DO THIS: Find each line containing the string "Vuelos" and return it.

EXTRACTED MATERIAL:

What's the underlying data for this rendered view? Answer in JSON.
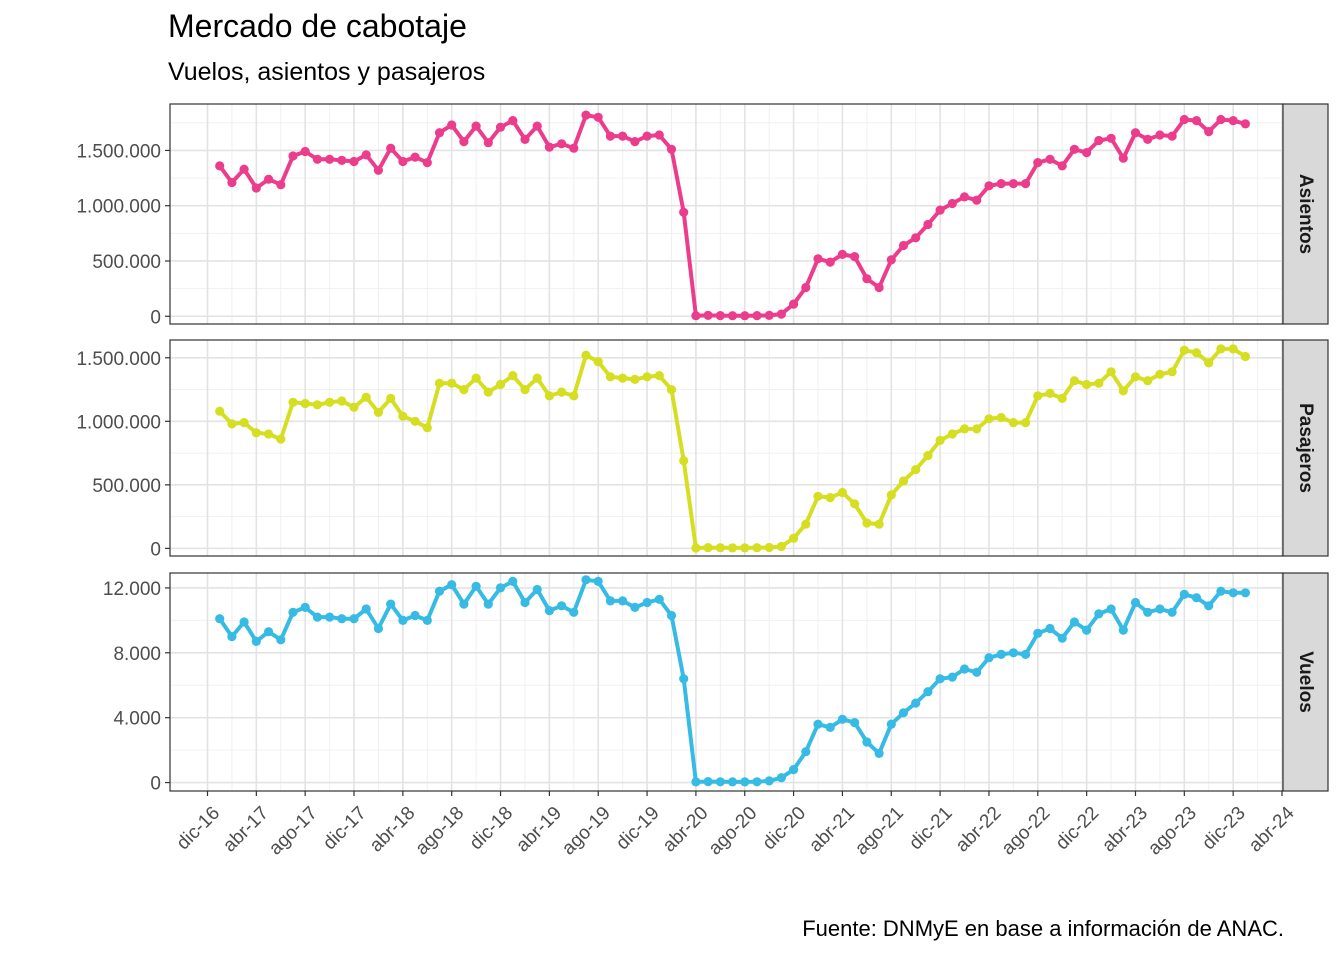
{
  "title": "Mercado de cabotaje",
  "subtitle": "Vuelos, asientos y pasajeros",
  "caption": "Fuente: DNMyE en base a información de ANAC.",
  "chart_data": {
    "type": "line",
    "facets": "rows",
    "grid": true,
    "x_ticks": [
      "dic-16",
      "abr-17",
      "ago-17",
      "dic-17",
      "abr-18",
      "ago-18",
      "dic-18",
      "abr-19",
      "ago-19",
      "dic-19",
      "abr-20",
      "ago-20",
      "dic-20",
      "abr-21",
      "ago-21",
      "dic-21",
      "abr-22",
      "ago-22",
      "dic-22",
      "abr-23",
      "ago-23",
      "dic-23",
      "abr-24"
    ],
    "x_start": "ene-17",
    "x_end": "dic-23",
    "panels": [
      {
        "name": "Asientos",
        "color": "#ec3d8c",
        "ylim": [
          -70000,
          1920000
        ],
        "yticks": [
          0,
          500000,
          1000000,
          1500000
        ],
        "yticklabels": [
          "0",
          "500.000",
          "1.000.000",
          "1.500.000"
        ],
        "values": [
          1360000,
          1210000,
          1330000,
          1160000,
          1240000,
          1190000,
          1450000,
          1490000,
          1420000,
          1420000,
          1410000,
          1400000,
          1460000,
          1320000,
          1520000,
          1400000,
          1440000,
          1390000,
          1660000,
          1730000,
          1580000,
          1720000,
          1570000,
          1710000,
          1770000,
          1600000,
          1720000,
          1530000,
          1560000,
          1520000,
          1820000,
          1800000,
          1630000,
          1630000,
          1580000,
          1630000,
          1640000,
          1510000,
          940000,
          5000,
          8000,
          6000,
          5000,
          5000,
          6000,
          8000,
          20000,
          110000,
          260000,
          520000,
          490000,
          560000,
          540000,
          340000,
          260000,
          510000,
          640000,
          710000,
          830000,
          960000,
          1020000,
          1080000,
          1050000,
          1180000,
          1200000,
          1200000,
          1200000,
          1390000,
          1420000,
          1360000,
          1510000,
          1480000,
          1590000,
          1610000,
          1430000,
          1660000,
          1600000,
          1640000,
          1630000,
          1780000,
          1770000,
          1670000,
          1780000,
          1770000,
          1740000
        ]
      },
      {
        "name": "Pasajeros",
        "color": "#d6de22",
        "ylim": [
          -60000,
          1640000
        ],
        "yticks": [
          0,
          500000,
          1000000,
          1500000
        ],
        "yticklabels": [
          "0",
          "500.000",
          "1.000.000",
          "1.500.000"
        ],
        "values": [
          1080000,
          980000,
          990000,
          910000,
          900000,
          860000,
          1150000,
          1140000,
          1130000,
          1150000,
          1160000,
          1110000,
          1190000,
          1070000,
          1180000,
          1040000,
          1000000,
          950000,
          1300000,
          1300000,
          1250000,
          1340000,
          1230000,
          1290000,
          1360000,
          1250000,
          1340000,
          1200000,
          1230000,
          1200000,
          1520000,
          1470000,
          1350000,
          1340000,
          1330000,
          1350000,
          1360000,
          1250000,
          690000,
          3000,
          6000,
          5000,
          4000,
          4000,
          5000,
          7000,
          15000,
          80000,
          190000,
          410000,
          400000,
          440000,
          350000,
          200000,
          190000,
          420000,
          530000,
          620000,
          730000,
          850000,
          900000,
          940000,
          940000,
          1020000,
          1030000,
          990000,
          990000,
          1200000,
          1220000,
          1180000,
          1320000,
          1290000,
          1300000,
          1390000,
          1240000,
          1350000,
          1320000,
          1370000,
          1390000,
          1560000,
          1540000,
          1460000,
          1570000,
          1570000,
          1510000
        ]
      },
      {
        "name": "Vuelos",
        "color": "#37bbe4",
        "ylim": [
          -520,
          12920
        ],
        "yticks": [
          0,
          4000,
          8000,
          12000
        ],
        "yticklabels": [
          "0",
          "4.000",
          "8.000",
          "12.000"
        ],
        "values": [
          10100,
          9000,
          9900,
          8700,
          9300,
          8800,
          10500,
          10800,
          10200,
          10200,
          10100,
          10100,
          10700,
          9500,
          11000,
          10000,
          10300,
          10000,
          11800,
          12200,
          11000,
          12100,
          11000,
          12000,
          12400,
          11100,
          11900,
          10600,
          10900,
          10500,
          12500,
          12400,
          11200,
          11200,
          10800,
          11100,
          11300,
          10300,
          6400,
          40,
          60,
          50,
          40,
          40,
          50,
          100,
          300,
          800,
          1900,
          3600,
          3400,
          3900,
          3700,
          2500,
          1800,
          3600,
          4300,
          4900,
          5600,
          6400,
          6500,
          7000,
          6800,
          7700,
          7900,
          8000,
          7900,
          9200,
          9500,
          8900,
          9900,
          9400,
          10400,
          10700,
          9400,
          11100,
          10500,
          10700,
          10500,
          11600,
          11400,
          10900,
          11800,
          11700,
          11700
        ]
      }
    ]
  }
}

TASK RESPONSE:
  "subtitle": "Vuelos, asientos y pasajeros",
        "name": "Vuelos",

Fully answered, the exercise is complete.